**The request**
Copy out each line that has "true" in it.
— start of Dataset entries —
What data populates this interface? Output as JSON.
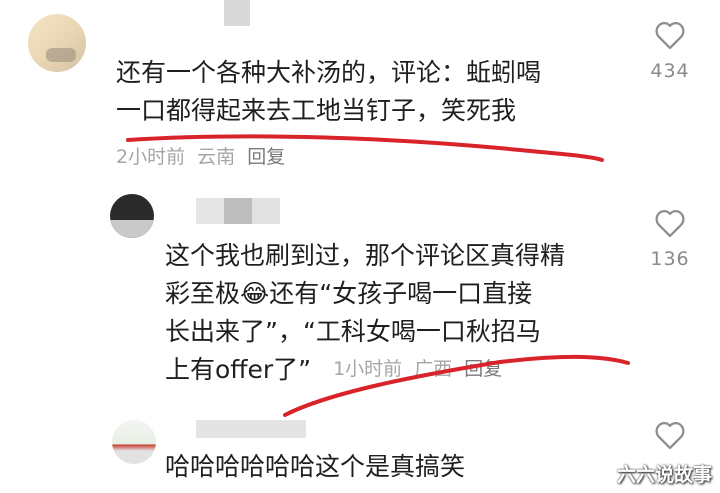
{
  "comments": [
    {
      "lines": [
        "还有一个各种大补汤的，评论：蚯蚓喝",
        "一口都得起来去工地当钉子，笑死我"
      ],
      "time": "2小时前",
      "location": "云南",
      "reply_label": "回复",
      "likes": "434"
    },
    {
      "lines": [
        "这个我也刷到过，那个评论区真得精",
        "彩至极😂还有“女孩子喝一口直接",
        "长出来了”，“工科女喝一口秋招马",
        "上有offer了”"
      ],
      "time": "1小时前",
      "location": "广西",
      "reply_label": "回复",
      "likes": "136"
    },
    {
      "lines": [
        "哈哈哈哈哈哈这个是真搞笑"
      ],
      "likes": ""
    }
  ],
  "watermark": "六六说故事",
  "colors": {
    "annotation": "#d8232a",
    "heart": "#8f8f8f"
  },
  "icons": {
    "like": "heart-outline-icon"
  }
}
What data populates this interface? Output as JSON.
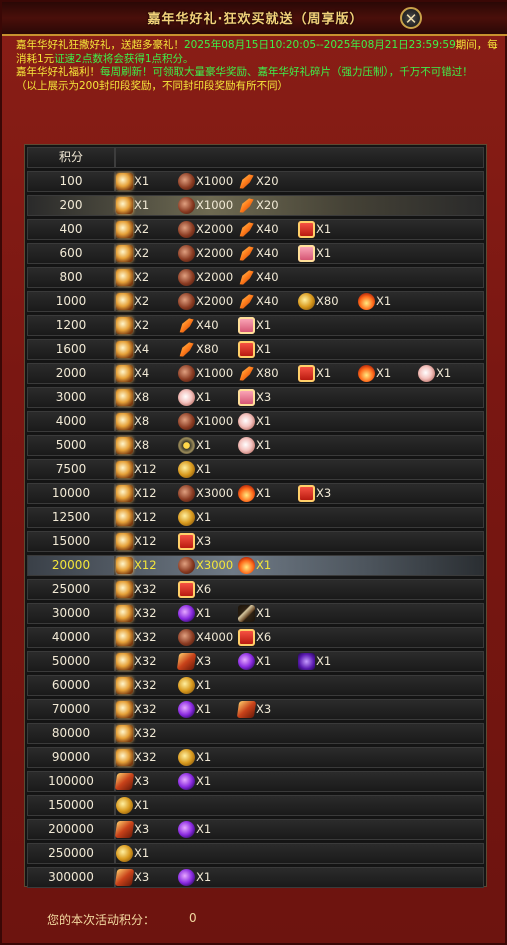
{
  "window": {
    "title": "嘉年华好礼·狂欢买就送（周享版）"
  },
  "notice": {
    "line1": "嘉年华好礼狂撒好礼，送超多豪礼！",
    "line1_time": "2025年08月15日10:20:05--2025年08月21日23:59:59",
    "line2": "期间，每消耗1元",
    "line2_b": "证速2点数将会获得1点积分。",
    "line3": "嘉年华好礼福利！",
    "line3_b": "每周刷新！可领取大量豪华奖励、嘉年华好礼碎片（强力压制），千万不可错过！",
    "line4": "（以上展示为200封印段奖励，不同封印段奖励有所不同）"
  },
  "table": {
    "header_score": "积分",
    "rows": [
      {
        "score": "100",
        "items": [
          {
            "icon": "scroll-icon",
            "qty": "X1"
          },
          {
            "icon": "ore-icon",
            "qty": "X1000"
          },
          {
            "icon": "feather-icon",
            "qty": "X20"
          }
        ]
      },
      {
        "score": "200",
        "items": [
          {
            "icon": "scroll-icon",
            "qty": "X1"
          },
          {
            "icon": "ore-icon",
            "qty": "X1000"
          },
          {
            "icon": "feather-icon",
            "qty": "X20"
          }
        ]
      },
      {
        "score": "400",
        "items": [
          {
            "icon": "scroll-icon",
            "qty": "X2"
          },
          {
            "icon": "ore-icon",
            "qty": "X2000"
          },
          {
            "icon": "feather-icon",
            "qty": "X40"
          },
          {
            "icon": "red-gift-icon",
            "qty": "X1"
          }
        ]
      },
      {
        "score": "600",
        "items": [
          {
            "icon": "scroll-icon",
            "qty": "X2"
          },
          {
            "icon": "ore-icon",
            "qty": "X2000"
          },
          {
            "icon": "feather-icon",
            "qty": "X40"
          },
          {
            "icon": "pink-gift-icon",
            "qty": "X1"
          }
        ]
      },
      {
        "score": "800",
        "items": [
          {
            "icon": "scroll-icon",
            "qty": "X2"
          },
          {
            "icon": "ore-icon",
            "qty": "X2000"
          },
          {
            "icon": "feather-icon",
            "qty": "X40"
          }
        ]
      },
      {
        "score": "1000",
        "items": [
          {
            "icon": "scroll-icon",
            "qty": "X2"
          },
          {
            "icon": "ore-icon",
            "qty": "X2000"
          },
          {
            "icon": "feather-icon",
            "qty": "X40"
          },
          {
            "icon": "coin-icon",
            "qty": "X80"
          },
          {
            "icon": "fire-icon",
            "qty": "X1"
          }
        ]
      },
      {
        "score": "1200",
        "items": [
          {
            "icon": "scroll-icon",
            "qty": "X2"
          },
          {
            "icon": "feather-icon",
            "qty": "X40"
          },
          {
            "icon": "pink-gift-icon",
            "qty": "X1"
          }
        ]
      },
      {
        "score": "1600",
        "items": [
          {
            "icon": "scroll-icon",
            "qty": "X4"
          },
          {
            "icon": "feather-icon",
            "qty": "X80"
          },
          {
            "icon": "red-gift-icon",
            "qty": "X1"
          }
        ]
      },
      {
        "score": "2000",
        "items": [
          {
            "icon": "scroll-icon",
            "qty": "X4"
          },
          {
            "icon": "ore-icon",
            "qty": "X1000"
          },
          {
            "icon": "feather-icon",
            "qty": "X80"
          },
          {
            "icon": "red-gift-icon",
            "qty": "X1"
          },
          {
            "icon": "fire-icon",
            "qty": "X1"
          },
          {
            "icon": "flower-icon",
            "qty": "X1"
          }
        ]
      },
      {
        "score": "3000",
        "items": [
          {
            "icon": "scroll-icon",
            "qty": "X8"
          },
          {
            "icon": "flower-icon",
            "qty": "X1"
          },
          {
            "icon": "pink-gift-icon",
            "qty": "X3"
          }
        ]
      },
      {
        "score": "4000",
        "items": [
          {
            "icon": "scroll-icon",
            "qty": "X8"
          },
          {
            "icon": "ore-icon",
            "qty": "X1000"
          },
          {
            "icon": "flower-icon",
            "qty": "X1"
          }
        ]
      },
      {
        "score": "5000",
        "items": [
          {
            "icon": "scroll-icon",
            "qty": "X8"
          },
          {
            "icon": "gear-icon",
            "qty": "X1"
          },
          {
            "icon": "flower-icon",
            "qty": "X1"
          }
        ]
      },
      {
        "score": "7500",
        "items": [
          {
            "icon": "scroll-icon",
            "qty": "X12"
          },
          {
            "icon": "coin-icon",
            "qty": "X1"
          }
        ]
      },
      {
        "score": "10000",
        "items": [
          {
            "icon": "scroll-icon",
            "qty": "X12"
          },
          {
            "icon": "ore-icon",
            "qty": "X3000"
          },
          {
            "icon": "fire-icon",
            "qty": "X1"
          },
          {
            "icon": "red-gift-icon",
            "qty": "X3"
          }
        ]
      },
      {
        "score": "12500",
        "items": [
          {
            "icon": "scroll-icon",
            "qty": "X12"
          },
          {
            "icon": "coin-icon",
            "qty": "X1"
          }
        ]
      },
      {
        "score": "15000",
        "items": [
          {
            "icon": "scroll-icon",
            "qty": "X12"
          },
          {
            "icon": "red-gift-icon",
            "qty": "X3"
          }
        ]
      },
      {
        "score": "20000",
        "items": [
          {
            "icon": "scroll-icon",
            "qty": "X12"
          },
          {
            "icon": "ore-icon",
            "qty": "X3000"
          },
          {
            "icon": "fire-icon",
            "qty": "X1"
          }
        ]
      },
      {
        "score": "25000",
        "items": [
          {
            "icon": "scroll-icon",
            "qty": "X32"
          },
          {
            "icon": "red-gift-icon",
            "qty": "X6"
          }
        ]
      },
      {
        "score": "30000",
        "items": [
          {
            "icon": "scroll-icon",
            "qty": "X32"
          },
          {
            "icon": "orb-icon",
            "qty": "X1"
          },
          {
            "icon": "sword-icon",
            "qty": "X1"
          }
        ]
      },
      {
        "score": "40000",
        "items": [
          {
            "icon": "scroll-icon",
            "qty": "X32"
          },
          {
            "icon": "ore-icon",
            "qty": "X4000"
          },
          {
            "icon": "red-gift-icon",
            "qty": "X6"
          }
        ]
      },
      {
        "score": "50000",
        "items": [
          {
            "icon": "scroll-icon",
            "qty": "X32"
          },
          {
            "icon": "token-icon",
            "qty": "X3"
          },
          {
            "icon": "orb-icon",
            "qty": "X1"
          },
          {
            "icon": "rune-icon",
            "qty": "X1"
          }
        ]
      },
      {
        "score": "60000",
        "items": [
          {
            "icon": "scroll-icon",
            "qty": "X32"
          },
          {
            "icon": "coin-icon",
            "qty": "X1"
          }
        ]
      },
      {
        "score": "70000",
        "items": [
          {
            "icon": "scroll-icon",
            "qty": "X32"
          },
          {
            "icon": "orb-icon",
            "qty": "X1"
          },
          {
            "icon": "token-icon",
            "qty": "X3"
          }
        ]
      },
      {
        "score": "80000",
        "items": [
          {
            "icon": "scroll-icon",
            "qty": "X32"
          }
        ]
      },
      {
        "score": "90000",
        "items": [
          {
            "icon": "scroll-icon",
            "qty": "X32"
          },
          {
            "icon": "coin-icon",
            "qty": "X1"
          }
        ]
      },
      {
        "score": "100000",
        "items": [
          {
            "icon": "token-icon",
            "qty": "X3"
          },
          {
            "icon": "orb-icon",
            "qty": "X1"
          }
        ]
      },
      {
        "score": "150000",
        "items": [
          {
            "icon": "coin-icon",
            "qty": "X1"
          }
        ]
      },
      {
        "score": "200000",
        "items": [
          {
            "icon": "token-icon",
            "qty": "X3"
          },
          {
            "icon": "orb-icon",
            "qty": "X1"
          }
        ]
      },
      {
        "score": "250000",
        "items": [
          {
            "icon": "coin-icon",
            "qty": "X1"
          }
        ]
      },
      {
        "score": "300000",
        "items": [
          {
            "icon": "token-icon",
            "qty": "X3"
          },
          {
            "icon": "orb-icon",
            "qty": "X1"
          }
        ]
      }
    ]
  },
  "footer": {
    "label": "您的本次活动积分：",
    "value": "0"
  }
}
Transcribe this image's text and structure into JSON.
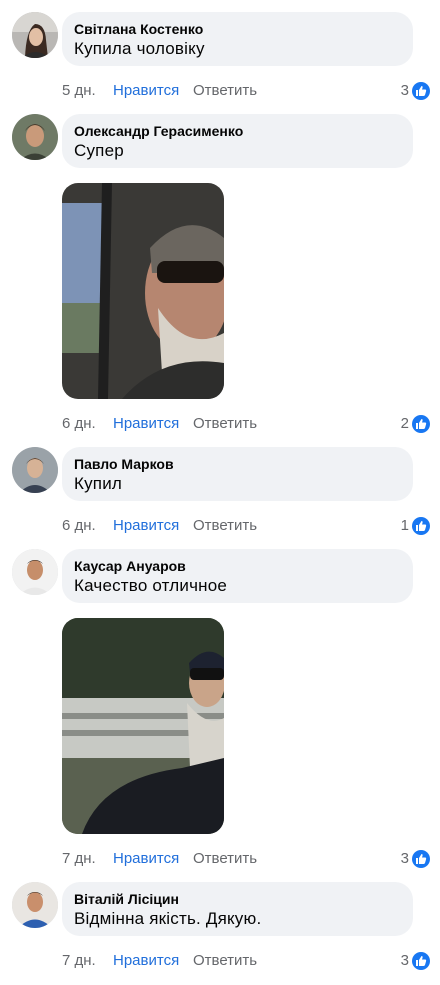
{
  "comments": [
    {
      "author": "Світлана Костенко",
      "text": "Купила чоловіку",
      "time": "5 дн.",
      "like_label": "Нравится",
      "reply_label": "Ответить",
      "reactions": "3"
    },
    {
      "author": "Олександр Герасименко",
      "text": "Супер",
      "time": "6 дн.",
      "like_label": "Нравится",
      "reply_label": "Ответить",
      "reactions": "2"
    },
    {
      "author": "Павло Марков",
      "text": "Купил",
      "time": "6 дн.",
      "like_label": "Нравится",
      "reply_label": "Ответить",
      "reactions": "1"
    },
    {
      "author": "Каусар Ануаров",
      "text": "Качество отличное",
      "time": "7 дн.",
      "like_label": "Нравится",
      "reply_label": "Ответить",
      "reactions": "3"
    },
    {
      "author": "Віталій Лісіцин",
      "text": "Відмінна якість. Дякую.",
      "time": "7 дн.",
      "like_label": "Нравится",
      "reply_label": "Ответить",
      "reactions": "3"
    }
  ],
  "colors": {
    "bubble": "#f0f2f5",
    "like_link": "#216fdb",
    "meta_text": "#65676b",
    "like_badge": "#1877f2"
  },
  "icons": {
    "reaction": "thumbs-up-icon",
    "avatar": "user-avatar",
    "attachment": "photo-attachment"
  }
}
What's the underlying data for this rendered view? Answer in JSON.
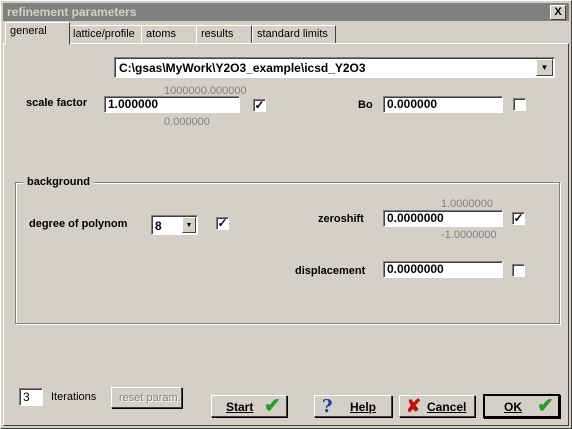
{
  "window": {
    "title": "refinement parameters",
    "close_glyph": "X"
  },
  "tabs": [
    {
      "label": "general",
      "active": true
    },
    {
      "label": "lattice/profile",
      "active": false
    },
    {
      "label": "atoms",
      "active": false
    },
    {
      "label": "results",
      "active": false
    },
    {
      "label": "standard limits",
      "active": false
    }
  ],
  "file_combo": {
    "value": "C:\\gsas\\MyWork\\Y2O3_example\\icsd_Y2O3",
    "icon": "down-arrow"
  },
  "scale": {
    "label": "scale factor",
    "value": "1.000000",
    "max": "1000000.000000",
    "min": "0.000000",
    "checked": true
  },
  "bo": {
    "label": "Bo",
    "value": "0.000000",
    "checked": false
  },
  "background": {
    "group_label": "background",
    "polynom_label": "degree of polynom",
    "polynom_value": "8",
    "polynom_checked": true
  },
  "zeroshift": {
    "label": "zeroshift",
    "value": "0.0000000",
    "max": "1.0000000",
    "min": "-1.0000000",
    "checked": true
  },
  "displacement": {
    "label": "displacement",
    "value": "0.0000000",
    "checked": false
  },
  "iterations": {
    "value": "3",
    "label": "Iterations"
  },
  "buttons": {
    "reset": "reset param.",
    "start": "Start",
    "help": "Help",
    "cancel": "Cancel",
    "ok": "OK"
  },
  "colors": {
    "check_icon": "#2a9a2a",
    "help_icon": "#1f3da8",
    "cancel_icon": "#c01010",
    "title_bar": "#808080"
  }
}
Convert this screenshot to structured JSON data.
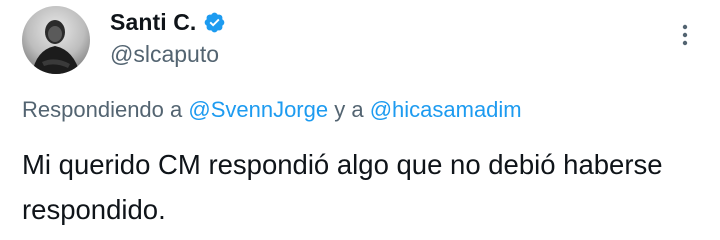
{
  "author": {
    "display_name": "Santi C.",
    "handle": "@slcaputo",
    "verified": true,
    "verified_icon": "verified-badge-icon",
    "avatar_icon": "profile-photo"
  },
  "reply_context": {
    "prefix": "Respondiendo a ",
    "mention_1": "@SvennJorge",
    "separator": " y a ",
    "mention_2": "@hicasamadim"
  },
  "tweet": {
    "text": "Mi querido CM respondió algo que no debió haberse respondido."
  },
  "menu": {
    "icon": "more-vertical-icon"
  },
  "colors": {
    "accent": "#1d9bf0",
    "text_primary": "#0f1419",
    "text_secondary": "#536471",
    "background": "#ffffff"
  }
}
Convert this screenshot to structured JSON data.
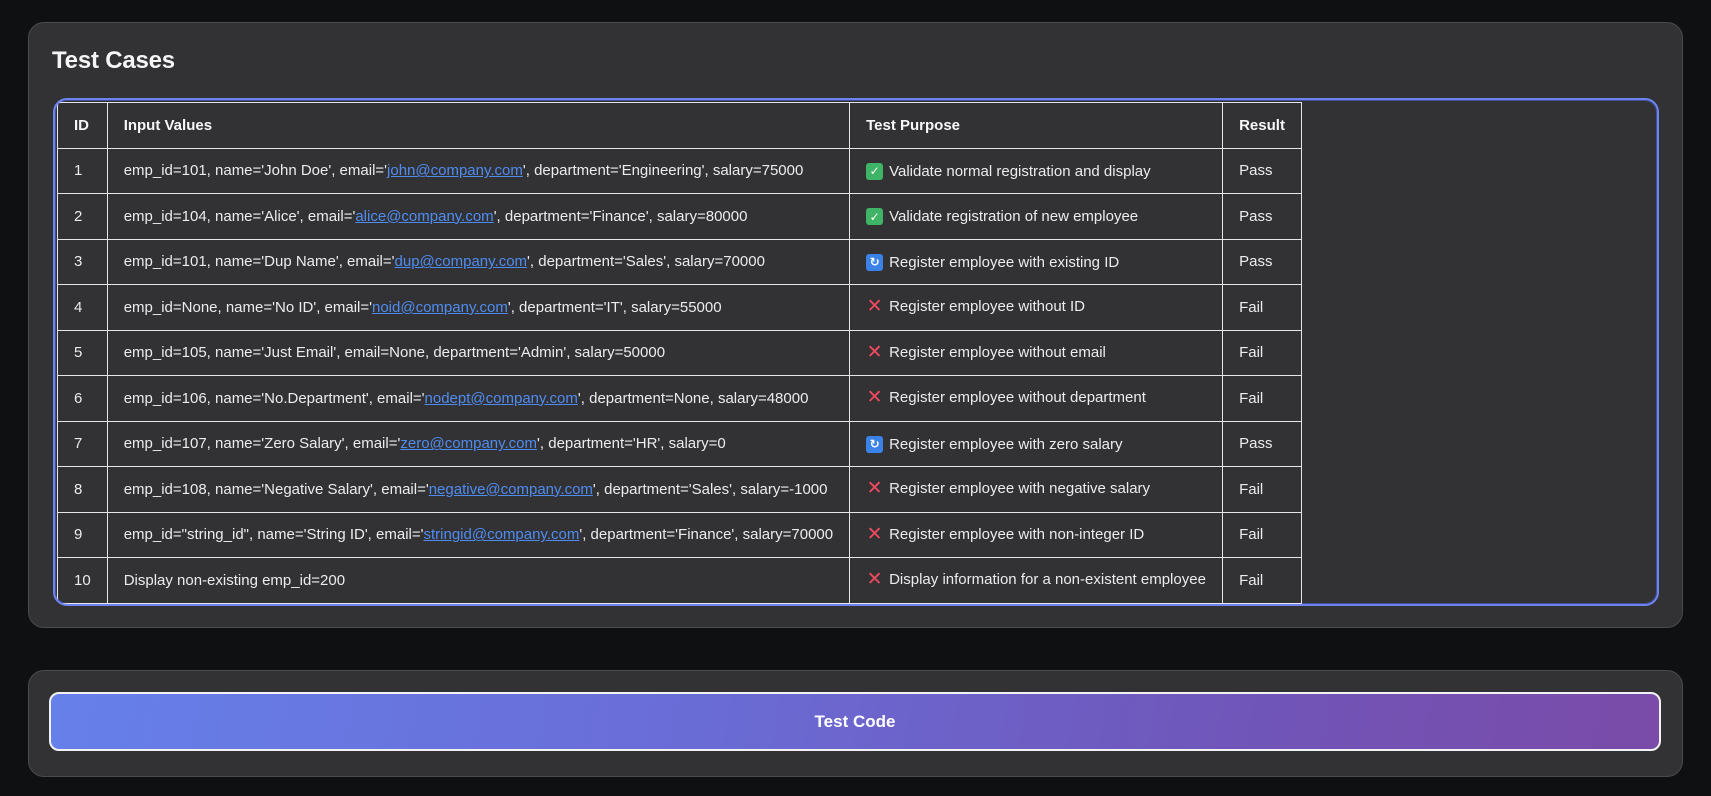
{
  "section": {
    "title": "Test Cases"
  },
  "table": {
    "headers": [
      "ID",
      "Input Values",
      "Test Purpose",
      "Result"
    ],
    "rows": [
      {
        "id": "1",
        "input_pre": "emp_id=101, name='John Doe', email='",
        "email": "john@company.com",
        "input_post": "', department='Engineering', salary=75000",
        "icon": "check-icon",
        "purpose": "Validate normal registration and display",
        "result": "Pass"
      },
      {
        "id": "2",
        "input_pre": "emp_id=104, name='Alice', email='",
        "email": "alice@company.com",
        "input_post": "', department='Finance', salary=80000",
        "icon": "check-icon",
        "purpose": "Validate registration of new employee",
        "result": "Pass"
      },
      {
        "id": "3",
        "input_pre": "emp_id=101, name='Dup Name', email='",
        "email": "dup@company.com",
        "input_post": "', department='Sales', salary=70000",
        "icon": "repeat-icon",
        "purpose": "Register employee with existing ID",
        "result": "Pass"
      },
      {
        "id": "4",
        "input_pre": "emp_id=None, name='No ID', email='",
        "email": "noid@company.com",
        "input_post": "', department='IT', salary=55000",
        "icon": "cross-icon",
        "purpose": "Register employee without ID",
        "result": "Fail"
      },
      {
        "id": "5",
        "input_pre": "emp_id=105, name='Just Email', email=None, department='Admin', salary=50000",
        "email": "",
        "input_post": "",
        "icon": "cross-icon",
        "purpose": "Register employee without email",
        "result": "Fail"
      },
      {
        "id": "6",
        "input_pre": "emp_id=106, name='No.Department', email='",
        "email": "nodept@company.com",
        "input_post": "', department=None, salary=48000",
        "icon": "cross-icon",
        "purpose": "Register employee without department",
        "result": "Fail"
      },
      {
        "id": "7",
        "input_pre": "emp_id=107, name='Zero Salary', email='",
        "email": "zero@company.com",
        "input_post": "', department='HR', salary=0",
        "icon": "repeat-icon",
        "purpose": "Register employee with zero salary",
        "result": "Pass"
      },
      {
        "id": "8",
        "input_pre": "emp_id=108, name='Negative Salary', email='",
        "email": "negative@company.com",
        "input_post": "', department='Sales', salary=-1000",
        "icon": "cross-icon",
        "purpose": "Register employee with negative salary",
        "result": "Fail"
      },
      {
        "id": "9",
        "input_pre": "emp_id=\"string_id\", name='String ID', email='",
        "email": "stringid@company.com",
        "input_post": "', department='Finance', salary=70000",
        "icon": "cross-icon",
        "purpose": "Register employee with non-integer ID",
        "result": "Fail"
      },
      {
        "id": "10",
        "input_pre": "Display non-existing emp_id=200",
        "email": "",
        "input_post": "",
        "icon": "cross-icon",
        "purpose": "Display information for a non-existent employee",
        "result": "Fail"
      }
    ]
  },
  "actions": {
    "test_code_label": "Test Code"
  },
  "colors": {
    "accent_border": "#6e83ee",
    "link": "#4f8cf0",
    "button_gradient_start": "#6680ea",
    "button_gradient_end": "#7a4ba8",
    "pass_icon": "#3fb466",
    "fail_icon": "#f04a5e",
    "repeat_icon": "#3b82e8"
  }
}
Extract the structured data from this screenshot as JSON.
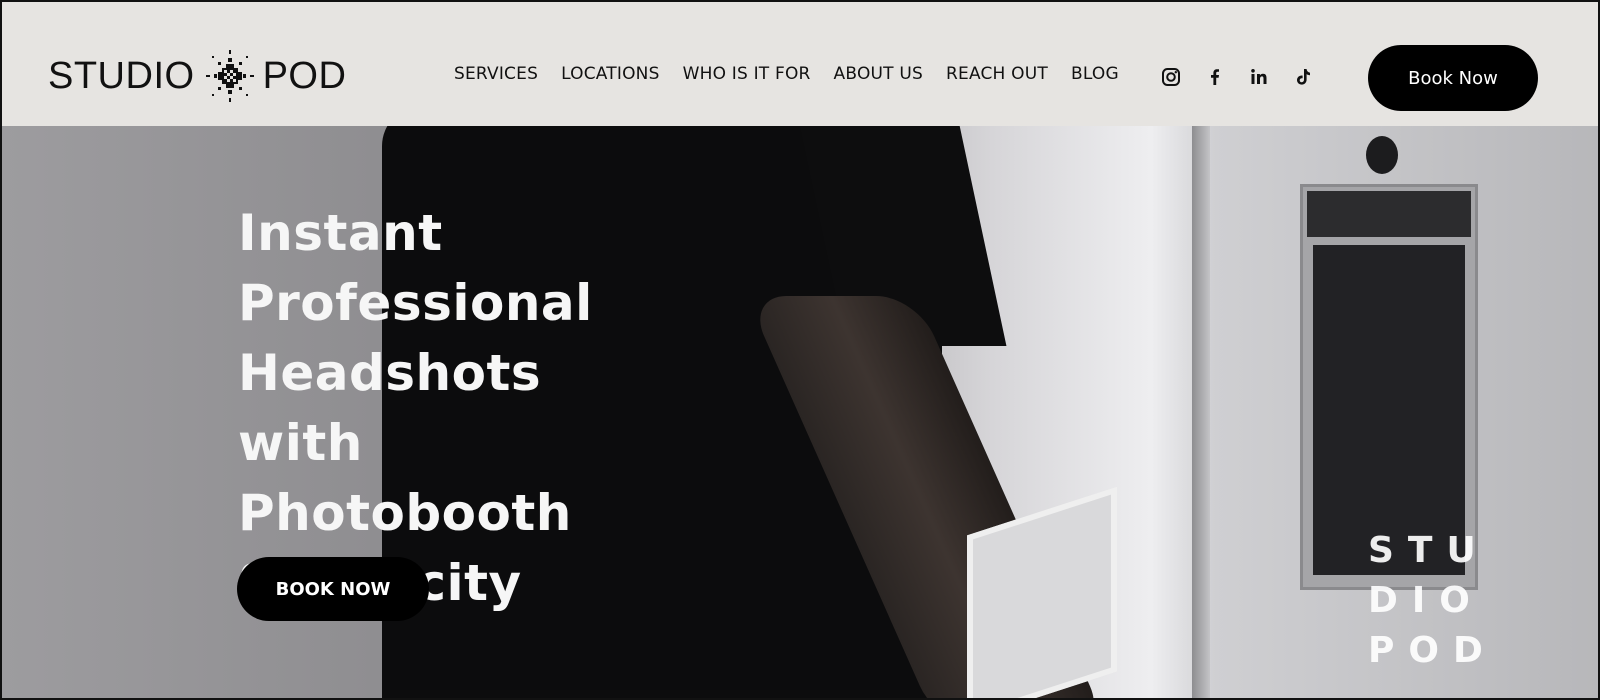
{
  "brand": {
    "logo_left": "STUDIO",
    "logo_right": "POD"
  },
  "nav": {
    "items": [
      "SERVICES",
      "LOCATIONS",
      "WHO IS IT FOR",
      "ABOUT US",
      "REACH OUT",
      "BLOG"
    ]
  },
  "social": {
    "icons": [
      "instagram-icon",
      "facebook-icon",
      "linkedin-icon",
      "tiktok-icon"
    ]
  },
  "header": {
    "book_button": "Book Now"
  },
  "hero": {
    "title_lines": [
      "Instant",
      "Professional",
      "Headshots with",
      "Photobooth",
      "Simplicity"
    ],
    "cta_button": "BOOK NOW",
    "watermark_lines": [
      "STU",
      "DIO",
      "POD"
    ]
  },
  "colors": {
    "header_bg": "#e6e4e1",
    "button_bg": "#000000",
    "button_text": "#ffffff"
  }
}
— end of Dataset entries —
**Reply to the exercise**
      "active": true
    "checked": true
    "polynom_checked": true
    "checked": true
    "verified": true,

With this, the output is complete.